**What the exercise asks**
Go through the entries below and write each one out exactly.

**Material provided**
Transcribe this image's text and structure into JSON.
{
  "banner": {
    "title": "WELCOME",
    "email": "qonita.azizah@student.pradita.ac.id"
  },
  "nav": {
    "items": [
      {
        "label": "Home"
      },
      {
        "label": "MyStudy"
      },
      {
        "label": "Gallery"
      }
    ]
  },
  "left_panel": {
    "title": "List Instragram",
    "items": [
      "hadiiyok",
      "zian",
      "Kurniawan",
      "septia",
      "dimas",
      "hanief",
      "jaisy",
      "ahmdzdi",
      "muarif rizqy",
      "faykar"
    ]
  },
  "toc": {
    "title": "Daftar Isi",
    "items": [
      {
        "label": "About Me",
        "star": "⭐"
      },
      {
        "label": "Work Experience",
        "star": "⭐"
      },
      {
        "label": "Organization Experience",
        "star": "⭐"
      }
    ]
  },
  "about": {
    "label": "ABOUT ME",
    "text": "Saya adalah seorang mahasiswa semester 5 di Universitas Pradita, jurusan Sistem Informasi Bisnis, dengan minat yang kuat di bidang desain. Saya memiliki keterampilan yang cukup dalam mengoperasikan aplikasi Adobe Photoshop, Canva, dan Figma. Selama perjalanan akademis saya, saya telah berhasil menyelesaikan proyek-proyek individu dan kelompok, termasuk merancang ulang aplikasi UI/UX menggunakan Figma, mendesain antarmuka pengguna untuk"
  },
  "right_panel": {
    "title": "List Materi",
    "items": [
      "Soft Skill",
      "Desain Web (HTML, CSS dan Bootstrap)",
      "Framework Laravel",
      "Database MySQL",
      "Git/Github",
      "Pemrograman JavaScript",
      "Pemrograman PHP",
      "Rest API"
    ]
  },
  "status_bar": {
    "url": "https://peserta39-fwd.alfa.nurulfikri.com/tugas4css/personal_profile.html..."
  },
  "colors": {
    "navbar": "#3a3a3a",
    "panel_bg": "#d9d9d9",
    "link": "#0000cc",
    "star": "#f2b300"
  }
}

**Full solution**
Transcribe this image's text and structure into JSON.
{
  "banner": {
    "title": "WELCOME",
    "email": "qonita.azizah@student.pradita.ac.id"
  },
  "nav": {
    "items": [
      {
        "label": "Home"
      },
      {
        "label": "MyStudy"
      },
      {
        "label": "Gallery"
      }
    ]
  },
  "left_panel": {
    "title": "List Instragram",
    "items": [
      "hadiiyok",
      "zian",
      "Kurniawan",
      "septia",
      "dimas",
      "hanief",
      "jaisy",
      "ahmdzdi",
      "muarif rizqy",
      "faykar"
    ]
  },
  "toc": {
    "title": "Daftar Isi",
    "items": [
      {
        "label": "About Me",
        "star": "⭐"
      },
      {
        "label": "Work Experience",
        "star": "⭐"
      },
      {
        "label": "Organization Experience",
        "star": "⭐"
      }
    ]
  },
  "about": {
    "label": "ABOUT ME",
    "text": "Saya adalah seorang mahasiswa semester 5 di Universitas Pradita, jurusan Sistem Informasi Bisnis, dengan minat yang kuat di bidang desain. Saya memiliki keterampilan yang cukup dalam mengoperasikan aplikasi Adobe Photoshop, Canva, dan Figma. Selama perjalanan akademis saya, saya telah berhasil menyelesaikan proyek-proyek individu dan kelompok, termasuk merancang ulang aplikasi UI/UX menggunakan Figma, mendesain antarmuka pengguna untuk"
  },
  "right_panel": {
    "title": "List Materi",
    "items": [
      "Soft Skill",
      "Desain Web (HTML, CSS dan Bootstrap)",
      "Framework Laravel",
      "Database MySQL",
      "Git/Github",
      "Pemrograman JavaScript",
      "Pemrograman PHP",
      "Rest API"
    ]
  },
  "status_bar": {
    "url": "https://peserta39-fwd.alfa.nurulfikri.com/tugas4css/personal_profile.html..."
  },
  "colors": {
    "navbar": "#3a3a3a",
    "panel_bg": "#d9d9d9",
    "link": "#0000cc",
    "star": "#f2b300"
  }
}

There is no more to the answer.